_Box coordinate listings_.
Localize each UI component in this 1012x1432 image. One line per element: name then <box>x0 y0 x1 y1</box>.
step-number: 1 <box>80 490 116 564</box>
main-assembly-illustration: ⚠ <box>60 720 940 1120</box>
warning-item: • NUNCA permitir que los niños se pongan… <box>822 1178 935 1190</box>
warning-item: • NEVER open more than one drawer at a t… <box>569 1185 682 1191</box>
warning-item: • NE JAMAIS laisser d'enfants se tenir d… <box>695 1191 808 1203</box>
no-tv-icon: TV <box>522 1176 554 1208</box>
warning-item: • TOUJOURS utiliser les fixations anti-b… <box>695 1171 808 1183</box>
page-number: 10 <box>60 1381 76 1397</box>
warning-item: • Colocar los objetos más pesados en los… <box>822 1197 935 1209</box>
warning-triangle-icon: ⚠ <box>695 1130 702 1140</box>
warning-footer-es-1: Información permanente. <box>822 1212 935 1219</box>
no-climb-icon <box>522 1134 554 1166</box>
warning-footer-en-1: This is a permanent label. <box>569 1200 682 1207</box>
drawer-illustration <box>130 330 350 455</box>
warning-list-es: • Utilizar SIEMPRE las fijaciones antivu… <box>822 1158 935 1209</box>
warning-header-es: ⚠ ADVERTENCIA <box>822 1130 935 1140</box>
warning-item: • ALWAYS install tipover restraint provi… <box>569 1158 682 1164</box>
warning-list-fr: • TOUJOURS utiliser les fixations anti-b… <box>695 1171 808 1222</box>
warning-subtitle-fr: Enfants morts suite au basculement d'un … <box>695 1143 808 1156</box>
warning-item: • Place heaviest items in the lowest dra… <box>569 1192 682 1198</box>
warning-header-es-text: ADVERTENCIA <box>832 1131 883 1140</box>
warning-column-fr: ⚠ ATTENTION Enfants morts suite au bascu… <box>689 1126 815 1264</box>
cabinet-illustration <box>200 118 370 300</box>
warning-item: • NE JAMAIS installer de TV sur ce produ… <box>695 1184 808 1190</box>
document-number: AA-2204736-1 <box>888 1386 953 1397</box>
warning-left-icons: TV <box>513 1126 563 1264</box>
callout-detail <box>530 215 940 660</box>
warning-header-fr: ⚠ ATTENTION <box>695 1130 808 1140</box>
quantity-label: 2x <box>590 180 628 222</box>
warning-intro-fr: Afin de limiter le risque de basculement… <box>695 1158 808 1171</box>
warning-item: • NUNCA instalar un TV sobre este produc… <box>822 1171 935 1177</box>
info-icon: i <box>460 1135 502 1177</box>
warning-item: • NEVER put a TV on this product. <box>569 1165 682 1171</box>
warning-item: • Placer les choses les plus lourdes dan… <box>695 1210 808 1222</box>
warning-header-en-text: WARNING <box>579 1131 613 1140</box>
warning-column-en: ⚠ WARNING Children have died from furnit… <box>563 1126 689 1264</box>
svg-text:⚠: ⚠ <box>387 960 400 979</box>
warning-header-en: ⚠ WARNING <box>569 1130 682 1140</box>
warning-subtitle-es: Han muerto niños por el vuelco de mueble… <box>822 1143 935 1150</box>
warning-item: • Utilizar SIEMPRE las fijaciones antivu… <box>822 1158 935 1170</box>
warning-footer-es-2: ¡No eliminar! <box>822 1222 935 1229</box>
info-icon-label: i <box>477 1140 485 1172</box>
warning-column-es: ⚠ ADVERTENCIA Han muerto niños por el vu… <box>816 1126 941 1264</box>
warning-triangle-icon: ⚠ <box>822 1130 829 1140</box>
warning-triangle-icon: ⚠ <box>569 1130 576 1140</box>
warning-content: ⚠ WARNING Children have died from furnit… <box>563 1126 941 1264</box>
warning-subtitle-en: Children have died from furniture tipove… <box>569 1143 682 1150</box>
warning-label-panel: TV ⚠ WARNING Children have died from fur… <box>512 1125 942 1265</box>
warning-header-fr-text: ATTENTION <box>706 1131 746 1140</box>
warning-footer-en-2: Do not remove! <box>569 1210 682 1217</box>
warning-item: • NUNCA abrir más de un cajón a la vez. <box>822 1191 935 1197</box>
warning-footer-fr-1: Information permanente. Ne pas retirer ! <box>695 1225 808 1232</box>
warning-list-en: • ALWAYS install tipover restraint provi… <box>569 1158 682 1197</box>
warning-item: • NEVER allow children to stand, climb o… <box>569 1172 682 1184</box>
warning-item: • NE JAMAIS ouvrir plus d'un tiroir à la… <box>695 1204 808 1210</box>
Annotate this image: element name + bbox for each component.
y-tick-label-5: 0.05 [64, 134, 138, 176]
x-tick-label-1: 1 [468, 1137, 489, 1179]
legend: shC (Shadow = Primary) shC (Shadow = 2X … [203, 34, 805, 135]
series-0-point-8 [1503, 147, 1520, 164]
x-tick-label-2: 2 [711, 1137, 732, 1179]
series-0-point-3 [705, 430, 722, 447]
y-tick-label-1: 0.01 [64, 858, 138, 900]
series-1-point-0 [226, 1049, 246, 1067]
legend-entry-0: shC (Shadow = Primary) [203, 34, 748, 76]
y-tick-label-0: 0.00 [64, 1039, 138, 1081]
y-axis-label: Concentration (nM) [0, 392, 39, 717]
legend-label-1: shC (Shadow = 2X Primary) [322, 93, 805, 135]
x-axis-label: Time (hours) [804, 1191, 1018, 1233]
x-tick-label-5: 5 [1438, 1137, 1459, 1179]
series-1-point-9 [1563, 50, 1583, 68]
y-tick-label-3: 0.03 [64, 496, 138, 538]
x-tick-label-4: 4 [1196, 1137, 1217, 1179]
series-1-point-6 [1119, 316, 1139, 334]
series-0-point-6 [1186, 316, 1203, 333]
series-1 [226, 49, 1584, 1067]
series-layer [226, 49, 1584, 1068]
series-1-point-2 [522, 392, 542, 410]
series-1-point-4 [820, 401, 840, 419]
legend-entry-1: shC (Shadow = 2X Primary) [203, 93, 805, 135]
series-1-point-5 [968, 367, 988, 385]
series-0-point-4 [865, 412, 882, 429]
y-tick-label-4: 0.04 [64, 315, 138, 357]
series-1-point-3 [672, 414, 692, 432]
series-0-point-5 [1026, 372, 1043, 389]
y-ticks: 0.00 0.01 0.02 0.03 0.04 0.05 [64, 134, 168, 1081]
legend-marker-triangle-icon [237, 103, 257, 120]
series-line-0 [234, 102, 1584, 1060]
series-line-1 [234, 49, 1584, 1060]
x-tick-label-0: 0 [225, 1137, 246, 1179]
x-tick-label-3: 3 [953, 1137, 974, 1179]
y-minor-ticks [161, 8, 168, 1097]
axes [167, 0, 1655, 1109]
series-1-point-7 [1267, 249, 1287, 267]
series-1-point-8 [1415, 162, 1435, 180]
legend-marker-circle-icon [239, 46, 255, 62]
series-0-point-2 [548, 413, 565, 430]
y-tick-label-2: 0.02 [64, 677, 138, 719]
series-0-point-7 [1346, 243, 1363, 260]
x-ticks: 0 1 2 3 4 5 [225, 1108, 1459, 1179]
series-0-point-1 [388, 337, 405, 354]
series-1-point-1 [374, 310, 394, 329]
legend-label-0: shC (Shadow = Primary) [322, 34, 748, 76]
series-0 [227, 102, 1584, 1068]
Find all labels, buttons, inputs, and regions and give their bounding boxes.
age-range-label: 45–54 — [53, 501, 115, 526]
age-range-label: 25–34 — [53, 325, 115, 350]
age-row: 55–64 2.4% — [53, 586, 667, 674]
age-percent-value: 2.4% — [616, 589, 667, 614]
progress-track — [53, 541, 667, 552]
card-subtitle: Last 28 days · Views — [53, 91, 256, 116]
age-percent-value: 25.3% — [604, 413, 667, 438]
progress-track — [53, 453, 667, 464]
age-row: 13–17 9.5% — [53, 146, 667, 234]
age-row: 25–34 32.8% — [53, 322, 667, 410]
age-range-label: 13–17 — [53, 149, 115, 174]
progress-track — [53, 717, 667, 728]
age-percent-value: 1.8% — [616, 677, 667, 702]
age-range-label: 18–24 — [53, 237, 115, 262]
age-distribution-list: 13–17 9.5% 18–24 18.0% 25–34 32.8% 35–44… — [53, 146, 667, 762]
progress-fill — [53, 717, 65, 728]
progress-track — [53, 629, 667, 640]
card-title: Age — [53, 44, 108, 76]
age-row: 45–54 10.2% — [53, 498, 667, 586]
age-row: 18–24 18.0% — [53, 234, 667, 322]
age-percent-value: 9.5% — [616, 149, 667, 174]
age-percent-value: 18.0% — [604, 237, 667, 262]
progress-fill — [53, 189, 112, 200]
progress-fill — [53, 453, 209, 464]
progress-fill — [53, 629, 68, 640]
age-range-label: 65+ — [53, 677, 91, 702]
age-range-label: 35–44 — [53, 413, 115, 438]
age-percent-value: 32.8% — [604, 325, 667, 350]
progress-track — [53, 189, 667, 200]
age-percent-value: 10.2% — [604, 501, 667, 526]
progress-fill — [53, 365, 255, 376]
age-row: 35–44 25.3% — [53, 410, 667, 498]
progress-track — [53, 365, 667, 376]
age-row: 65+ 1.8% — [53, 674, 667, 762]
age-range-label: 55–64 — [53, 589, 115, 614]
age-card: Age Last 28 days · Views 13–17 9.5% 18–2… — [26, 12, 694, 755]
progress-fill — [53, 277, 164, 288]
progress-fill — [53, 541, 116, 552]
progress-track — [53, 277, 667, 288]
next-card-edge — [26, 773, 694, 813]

_To be done_.
Return every line in the rows above that contains the string "marker", treating uppercase and lowercase as different.

_Final answer_.
legend-marker-triangle-icon [237, 103, 257, 120]
legend-marker-circle-icon [239, 46, 255, 62]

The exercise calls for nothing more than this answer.